STATED GOAL: Extract the entries in their exact form.

PROVIDED ENTRIES:
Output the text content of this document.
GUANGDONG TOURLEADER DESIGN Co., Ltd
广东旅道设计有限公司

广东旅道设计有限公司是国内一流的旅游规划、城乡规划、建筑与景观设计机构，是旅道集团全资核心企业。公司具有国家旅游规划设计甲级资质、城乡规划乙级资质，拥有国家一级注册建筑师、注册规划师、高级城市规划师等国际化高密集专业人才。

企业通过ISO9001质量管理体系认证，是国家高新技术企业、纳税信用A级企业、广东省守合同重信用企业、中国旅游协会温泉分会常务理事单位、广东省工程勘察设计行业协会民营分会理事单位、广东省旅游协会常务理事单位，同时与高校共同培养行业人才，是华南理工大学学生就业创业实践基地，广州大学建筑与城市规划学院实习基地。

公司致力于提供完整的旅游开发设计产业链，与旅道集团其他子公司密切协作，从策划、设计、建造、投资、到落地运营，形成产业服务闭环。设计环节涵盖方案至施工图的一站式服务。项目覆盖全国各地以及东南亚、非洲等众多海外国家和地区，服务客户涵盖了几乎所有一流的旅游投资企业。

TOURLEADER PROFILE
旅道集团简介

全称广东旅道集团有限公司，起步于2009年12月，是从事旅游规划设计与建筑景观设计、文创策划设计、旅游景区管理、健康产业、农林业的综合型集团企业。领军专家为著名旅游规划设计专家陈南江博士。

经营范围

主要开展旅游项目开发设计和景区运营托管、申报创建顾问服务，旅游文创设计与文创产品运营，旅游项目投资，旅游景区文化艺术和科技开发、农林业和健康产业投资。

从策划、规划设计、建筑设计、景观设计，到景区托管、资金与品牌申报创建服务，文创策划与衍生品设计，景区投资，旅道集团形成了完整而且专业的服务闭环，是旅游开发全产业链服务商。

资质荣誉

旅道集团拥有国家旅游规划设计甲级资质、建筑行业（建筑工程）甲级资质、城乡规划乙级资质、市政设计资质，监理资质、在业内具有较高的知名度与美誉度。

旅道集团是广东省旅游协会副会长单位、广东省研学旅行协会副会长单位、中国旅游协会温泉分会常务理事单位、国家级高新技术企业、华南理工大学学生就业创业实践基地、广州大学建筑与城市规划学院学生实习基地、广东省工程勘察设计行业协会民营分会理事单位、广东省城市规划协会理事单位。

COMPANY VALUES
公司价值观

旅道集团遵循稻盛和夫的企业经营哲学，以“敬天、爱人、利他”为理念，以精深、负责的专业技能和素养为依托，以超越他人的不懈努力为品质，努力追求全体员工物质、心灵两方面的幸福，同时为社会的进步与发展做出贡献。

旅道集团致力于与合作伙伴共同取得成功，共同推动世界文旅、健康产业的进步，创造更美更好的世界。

EXERCISE SOLUTION:
Output the text content of this document.
GUANGDONG TOURLEADER DESIGN Co., Ltd
广东旅道设计有限公司

广东旅道设计有限公司是国内一流的旅游规划、城乡规划、建筑与景观设计机构，是旅道集团全资核心企业。公司具有国家旅游规划设计甲级资质、城乡规划乙级资质，拥有国家一级注册建筑师、注册规划师、高级城市规划师等国际化高密集专业人才。

企业通过ISO9001质量管理体系认证，是国家高新技术企业、纳税信用A级企业、广东省守合同重信用企业、中国旅游协会温泉分会常务理事单位、广东省工程勘察设计行业协会民营分会理事单位、广东省旅游协会常务理事单位，同时与高校共同培养行业人才，是华南理工大学学生就业创业实践基地，广州大学建筑与城市规划学院实习基地。

公司致力于提供完整的旅游开发设计产业链，与旅道集团其他子公司密切协作，从策划、设计、建造、投资、到落地运营，形成产业服务闭环。设计环节涵盖方案至施工图的一站式服务。项目覆盖全国各地以及东南亚、非洲等众多海外国家和地区，服务客户涵盖了几乎所有一流的旅游投资企业。

TOURLEADER PROFILE
旅道集团简介

全称广东旅道集团有限公司，起步于2009年12月，是从事旅游规划设计与建筑景观设计、文创策划设计、旅游景区管理、健康产业、农林业的综合型集团企业。领军专家为著名旅游规划设计专家陈南江博士。

经营范围

主要开展旅游项目开发设计和景区运营托管、申报创建顾问服务，旅游文创设计与文创产品运营，旅游项目投资，旅游景区文化艺术和科技开发、农林业和健康产业投资。

从策划、规划设计、建筑设计、景观设计，到景区托管、资金与品牌申报创建服务，文创策划与衍生品设计，景区投资，旅道集团形成了完整而且专业的服务闭环，是旅游开发全产业链服务商。

资质荣誉

旅道集团拥有国家旅游规划设计甲级资质、建筑行业（建筑工程）甲级资质、城乡规划乙级资质、市政设计资质，监理资质、在业内具有较高的知名度与美誉度。

旅道集团是广东省旅游协会副会长单位、广东省研学旅行协会副会长单位、中国旅游协会温泉分会常务理事单位、国家级高新技术企业、华南理工大学学生就业创业实践基地、广州大学建筑与城市规划学院学生实习基地、广东省工程勘察设计行业协会民营分会理事单位、广东省城市规划协会理事单位。

COMPANY VALUES
公司价值观

旅道集团遵循稻盛和夫的企业经营哲学，以“敬天、爱人、利他”为理念，以精深、负责的专业技能和素养为依托，以超越他人的不懈努力为品质，努力追求全体员工物质、心灵两方面的幸福，同时为社会的进步与发展做出贡献。

旅道集团致力于与合作伙伴共同取得成功，共同推动世界文旅、健康产业的进步，创造更美更好的世界。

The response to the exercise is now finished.